## EXERCISE DETAILS
Copy out each line of the listing that has the word "Hybrid" in it.

** start **

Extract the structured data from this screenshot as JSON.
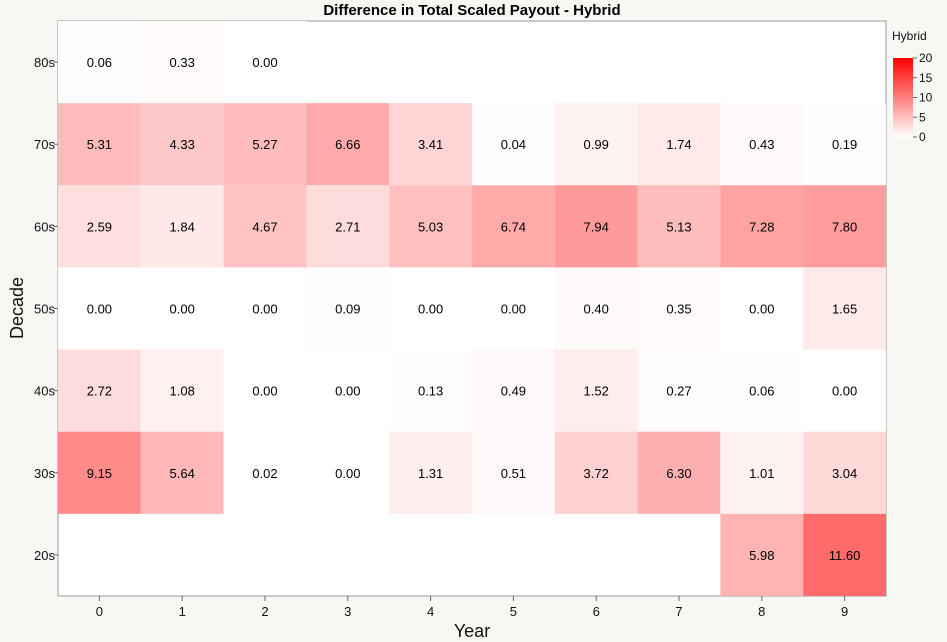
{
  "chart_data": {
    "type": "heatmap",
    "title": "Difference in Total Scaled Payout - Hybrid",
    "xlabel": "Year",
    "ylabel": "Decade",
    "x_categories": [
      "0",
      "1",
      "2",
      "3",
      "4",
      "5",
      "6",
      "7",
      "8",
      "9"
    ],
    "y_categories": [
      "80s",
      "70s",
      "60s",
      "50s",
      "40s",
      "30s",
      "20s"
    ],
    "values": [
      [
        0.06,
        0.33,
        0.0,
        null,
        null,
        null,
        null,
        null,
        null,
        null
      ],
      [
        5.31,
        4.33,
        5.27,
        6.66,
        3.41,
        0.04,
        0.99,
        1.74,
        0.43,
        0.19
      ],
      [
        2.59,
        1.84,
        4.67,
        2.71,
        5.03,
        6.74,
        7.94,
        5.13,
        7.28,
        7.8
      ],
      [
        0.0,
        0.0,
        0.0,
        0.09,
        0.0,
        0.0,
        0.4,
        0.35,
        0.0,
        1.65
      ],
      [
        2.72,
        1.08,
        0.0,
        0.0,
        0.13,
        0.49,
        1.52,
        0.27,
        0.06,
        0.0
      ],
      [
        9.15,
        5.64,
        0.02,
        0.0,
        1.31,
        0.51,
        3.72,
        6.3,
        1.01,
        3.04
      ],
      [
        null,
        null,
        null,
        null,
        null,
        null,
        null,
        null,
        5.98,
        11.6
      ]
    ],
    "color_scale": {
      "title": "Hybrid",
      "min": 0,
      "max": 20,
      "ticks": [
        "20",
        "15",
        "10",
        "5",
        "0"
      ],
      "low_color": "#ffffff",
      "high_color": "#ff0000"
    },
    "grid": false,
    "legend_position": "top-right"
  }
}
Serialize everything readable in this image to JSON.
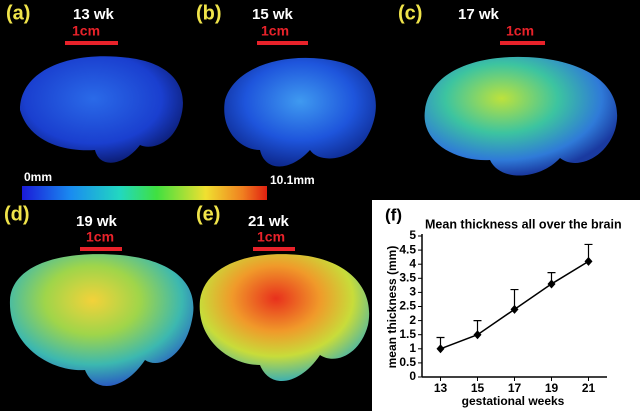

** end **

## EXPECTED ANSWER
    "title": "Difference in Total Scaled Payout - Hybrid",
      "title": "Hybrid",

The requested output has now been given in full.